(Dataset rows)
^^^^^^^^
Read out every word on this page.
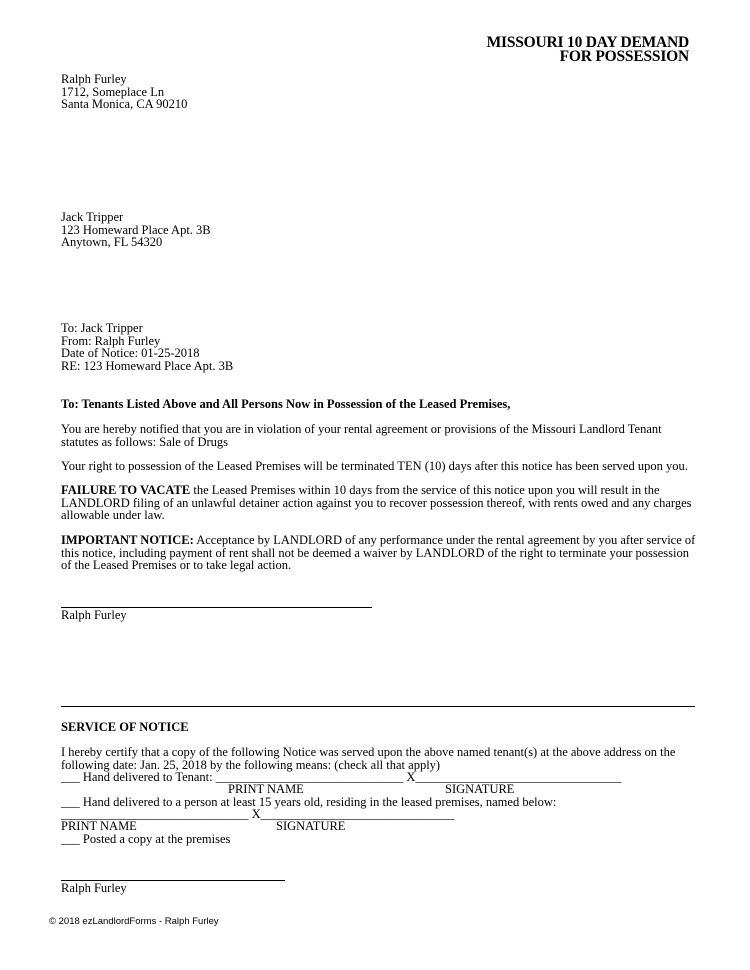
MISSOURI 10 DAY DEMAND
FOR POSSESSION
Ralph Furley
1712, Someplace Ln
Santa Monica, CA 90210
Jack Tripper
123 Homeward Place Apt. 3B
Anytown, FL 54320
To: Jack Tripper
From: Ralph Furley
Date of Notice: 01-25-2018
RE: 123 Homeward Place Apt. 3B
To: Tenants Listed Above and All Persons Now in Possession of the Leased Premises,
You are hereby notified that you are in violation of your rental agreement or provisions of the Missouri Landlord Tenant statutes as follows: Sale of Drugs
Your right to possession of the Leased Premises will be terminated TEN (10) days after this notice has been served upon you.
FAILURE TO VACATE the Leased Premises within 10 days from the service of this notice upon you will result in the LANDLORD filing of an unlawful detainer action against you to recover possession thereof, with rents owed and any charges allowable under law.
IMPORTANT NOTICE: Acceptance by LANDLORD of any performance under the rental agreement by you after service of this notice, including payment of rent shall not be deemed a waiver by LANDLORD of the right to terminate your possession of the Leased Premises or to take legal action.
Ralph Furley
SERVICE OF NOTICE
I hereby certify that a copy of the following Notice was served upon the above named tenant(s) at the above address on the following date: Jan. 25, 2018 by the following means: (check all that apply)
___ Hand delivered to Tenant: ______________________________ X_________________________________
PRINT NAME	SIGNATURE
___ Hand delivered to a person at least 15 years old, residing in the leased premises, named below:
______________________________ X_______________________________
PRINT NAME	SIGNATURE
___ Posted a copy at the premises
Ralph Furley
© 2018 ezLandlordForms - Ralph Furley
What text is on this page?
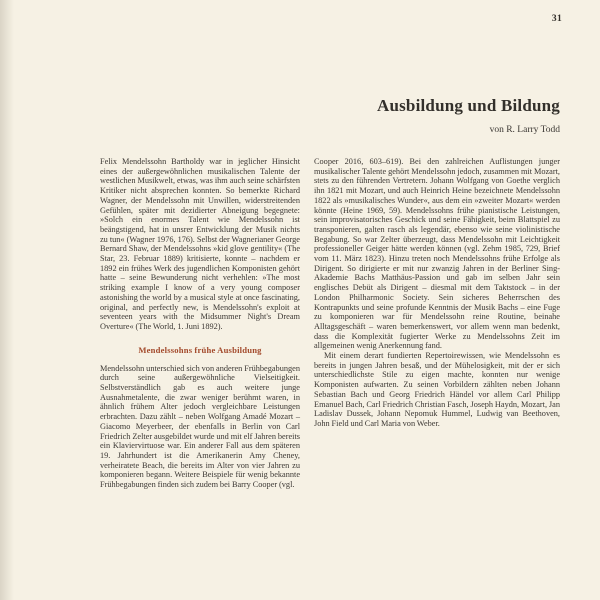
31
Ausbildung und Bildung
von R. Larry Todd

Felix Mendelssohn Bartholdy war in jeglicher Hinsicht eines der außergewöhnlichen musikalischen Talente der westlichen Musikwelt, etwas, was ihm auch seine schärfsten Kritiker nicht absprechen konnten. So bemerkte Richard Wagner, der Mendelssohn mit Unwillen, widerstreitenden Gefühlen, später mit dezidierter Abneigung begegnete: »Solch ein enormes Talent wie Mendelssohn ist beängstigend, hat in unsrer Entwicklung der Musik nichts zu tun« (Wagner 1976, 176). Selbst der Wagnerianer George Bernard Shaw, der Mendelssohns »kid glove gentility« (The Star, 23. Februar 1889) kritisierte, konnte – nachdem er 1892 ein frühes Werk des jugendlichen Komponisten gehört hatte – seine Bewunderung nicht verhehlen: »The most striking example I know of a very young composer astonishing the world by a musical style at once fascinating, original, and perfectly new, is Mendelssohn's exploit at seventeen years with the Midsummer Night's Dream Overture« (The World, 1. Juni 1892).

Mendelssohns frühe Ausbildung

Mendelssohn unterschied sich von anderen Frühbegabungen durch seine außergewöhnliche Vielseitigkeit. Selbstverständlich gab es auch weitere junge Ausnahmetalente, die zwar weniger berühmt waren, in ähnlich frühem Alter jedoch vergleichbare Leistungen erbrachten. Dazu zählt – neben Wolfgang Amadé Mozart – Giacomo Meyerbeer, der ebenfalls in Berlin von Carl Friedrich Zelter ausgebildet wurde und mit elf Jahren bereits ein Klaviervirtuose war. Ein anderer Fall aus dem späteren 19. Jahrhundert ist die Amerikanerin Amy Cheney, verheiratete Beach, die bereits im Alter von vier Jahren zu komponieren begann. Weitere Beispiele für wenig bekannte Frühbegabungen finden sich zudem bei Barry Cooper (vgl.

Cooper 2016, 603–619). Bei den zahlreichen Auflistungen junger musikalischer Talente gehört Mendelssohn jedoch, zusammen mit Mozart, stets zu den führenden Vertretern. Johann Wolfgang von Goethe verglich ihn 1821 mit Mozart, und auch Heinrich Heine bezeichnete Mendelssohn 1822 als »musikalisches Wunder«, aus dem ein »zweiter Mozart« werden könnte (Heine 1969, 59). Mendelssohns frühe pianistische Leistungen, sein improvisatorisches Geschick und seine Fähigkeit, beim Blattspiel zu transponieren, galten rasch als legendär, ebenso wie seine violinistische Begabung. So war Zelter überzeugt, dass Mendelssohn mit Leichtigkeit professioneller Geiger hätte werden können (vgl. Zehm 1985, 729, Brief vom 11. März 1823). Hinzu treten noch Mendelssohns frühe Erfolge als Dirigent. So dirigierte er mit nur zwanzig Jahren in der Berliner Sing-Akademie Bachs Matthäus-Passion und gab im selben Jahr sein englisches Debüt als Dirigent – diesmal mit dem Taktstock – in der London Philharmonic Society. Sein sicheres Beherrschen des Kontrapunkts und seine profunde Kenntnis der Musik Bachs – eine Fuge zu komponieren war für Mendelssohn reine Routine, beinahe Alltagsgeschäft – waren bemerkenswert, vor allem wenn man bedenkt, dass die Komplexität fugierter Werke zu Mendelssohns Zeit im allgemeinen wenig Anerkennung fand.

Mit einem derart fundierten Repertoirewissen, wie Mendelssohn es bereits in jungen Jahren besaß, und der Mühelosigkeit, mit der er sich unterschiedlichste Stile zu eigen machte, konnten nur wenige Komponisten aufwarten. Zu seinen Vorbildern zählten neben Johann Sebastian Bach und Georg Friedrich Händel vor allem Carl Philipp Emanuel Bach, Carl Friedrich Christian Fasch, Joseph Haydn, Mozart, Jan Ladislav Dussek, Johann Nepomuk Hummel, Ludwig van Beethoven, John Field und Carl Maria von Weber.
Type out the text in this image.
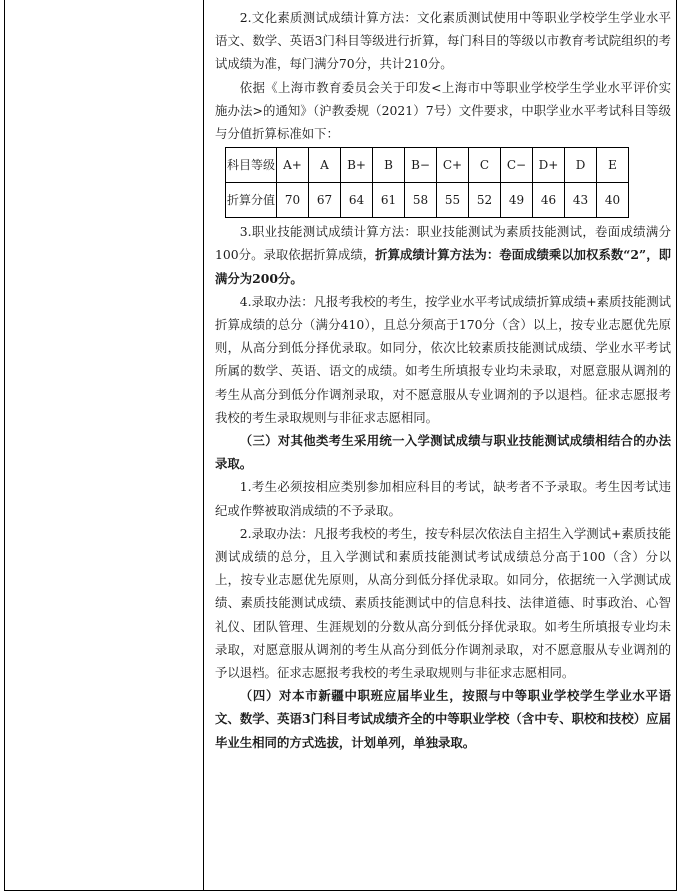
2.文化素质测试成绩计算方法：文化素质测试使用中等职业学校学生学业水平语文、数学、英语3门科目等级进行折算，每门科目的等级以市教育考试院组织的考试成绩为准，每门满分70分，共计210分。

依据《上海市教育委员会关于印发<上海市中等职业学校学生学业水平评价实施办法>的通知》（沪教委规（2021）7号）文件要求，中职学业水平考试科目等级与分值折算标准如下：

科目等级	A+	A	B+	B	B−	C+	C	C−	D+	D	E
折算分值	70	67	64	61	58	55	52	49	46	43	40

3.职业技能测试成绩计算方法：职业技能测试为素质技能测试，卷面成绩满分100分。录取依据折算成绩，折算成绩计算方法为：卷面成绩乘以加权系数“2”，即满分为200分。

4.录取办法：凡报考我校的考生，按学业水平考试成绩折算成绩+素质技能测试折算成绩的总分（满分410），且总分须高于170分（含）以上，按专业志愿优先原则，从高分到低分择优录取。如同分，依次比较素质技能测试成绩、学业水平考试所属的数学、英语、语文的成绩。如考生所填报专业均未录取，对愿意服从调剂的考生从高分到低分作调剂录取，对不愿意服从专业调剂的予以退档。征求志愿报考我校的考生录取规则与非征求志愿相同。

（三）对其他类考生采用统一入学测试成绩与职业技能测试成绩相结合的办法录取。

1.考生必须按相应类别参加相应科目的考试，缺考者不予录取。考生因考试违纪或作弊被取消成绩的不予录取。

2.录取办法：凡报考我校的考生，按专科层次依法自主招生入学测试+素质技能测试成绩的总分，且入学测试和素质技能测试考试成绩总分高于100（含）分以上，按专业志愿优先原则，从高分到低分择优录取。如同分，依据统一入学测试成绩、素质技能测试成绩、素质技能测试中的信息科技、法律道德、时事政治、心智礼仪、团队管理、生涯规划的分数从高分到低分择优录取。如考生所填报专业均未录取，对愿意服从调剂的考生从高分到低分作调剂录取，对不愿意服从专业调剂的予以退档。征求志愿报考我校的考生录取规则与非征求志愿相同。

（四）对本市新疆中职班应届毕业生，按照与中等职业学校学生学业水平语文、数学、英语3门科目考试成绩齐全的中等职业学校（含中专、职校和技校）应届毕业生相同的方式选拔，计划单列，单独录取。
^^^^^^^^
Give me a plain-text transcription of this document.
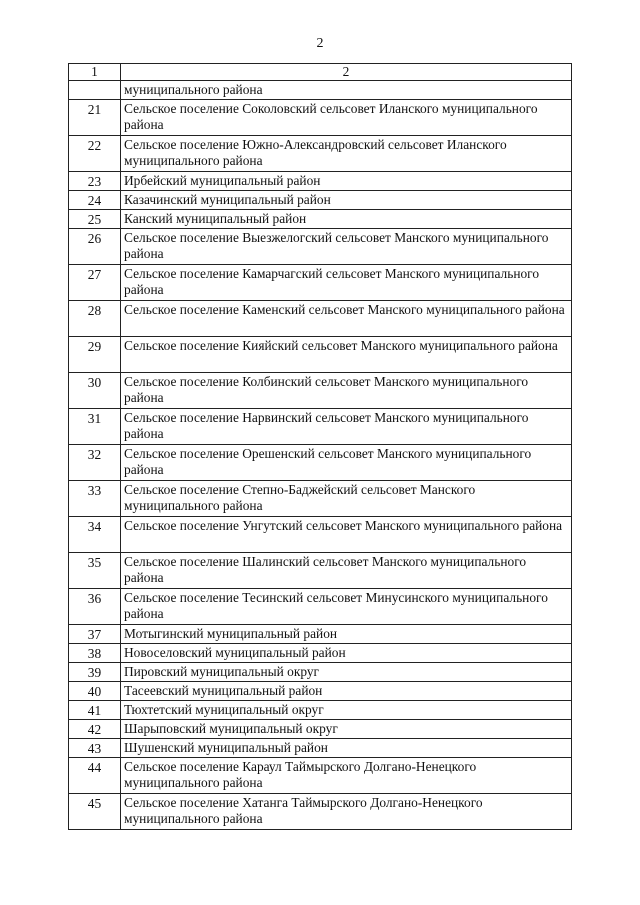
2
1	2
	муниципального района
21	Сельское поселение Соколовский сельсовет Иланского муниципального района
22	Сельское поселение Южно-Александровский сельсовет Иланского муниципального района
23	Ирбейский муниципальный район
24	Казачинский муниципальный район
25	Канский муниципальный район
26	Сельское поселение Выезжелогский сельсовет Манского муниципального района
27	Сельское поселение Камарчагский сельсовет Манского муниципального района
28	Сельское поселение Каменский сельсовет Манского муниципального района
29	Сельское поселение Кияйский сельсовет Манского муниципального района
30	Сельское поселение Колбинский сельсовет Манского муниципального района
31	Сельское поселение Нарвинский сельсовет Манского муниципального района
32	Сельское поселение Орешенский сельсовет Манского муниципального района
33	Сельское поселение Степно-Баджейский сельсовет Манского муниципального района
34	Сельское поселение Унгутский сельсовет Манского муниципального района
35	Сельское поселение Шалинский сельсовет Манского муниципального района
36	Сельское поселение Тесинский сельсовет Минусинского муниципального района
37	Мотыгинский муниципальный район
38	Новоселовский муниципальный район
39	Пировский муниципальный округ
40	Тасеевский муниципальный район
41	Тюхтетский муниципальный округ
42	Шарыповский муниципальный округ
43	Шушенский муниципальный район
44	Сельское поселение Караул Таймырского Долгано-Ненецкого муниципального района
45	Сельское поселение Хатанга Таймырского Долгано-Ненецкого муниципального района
^^^^^^^^
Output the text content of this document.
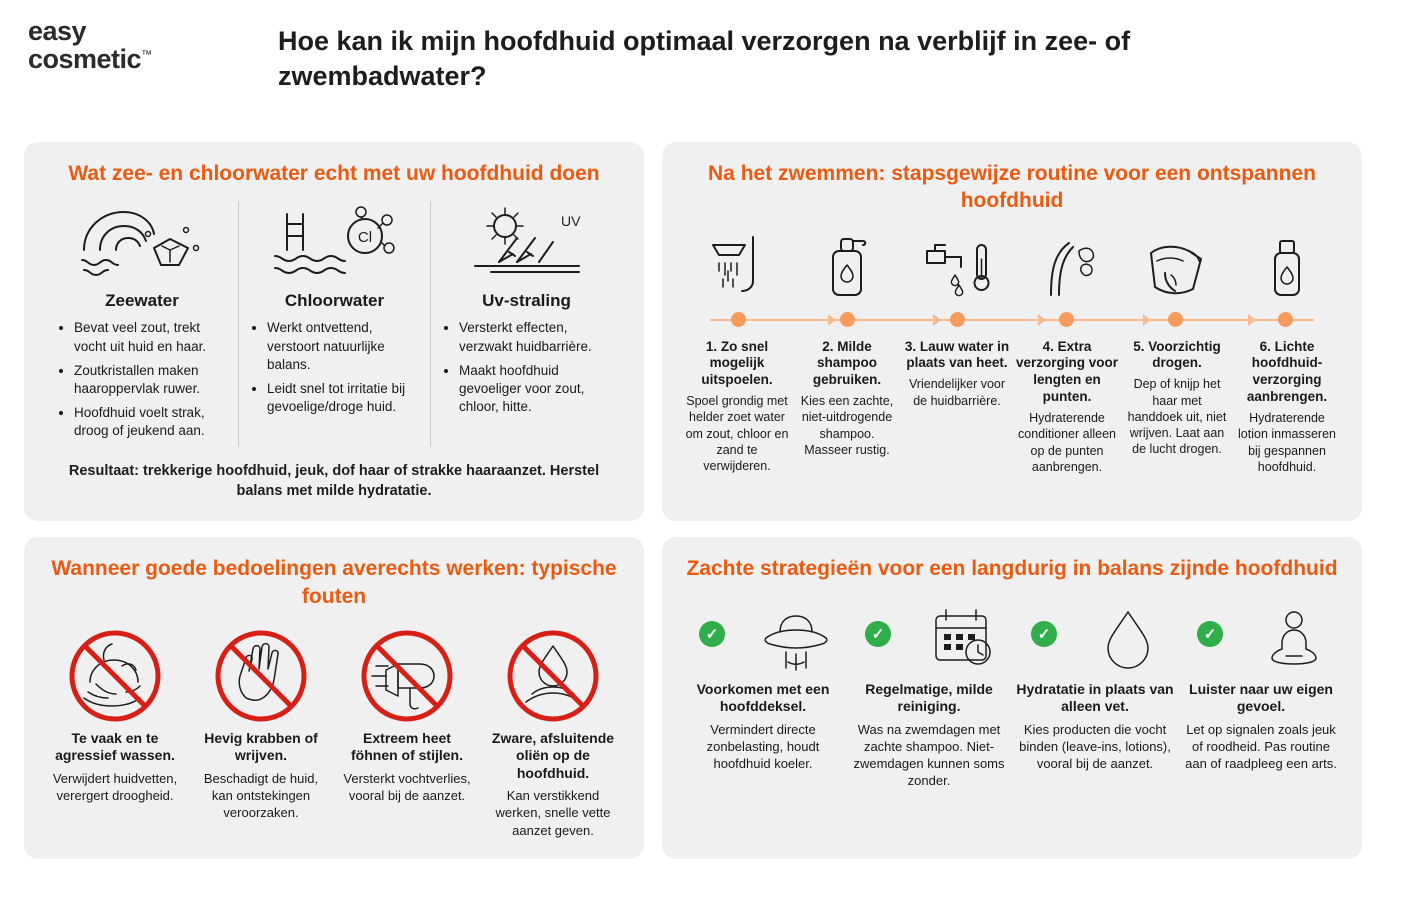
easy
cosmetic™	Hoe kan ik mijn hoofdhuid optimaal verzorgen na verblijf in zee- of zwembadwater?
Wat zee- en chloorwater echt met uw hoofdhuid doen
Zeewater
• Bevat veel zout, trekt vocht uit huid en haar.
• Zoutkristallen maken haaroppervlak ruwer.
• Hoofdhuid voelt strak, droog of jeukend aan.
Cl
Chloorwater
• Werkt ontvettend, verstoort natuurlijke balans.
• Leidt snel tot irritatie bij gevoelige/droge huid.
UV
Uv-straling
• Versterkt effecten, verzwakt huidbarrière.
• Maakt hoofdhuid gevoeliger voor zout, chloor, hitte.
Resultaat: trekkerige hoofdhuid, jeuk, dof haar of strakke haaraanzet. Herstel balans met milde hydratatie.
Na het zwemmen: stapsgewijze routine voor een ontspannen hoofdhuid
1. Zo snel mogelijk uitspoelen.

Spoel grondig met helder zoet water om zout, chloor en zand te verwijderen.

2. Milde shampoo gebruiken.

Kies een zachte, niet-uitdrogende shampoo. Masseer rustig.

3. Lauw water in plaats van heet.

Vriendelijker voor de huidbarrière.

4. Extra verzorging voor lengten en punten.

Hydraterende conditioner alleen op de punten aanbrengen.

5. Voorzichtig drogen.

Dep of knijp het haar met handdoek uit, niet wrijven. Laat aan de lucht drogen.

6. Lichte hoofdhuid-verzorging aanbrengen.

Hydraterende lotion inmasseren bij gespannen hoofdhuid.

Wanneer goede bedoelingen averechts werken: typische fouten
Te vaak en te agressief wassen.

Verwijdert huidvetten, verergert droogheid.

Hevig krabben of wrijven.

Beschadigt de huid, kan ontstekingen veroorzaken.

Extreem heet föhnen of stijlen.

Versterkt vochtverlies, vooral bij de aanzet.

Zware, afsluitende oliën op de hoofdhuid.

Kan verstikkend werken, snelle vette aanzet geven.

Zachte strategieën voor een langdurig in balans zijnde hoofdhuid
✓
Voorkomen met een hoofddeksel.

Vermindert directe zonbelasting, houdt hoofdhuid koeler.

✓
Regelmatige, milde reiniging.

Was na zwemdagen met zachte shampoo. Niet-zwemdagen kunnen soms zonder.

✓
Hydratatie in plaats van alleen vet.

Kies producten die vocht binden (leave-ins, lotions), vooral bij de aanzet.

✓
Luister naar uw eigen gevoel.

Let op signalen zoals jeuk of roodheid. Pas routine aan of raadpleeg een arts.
^^^^^^^^
[EXERCISE BRIEF] Using the listing above, return all lines where the word "Ausbildung" occurs.

[SOLUTION TO THE PROBLEM]
Ausbildung und Bildung
Mendelssohns frühe Ausbildung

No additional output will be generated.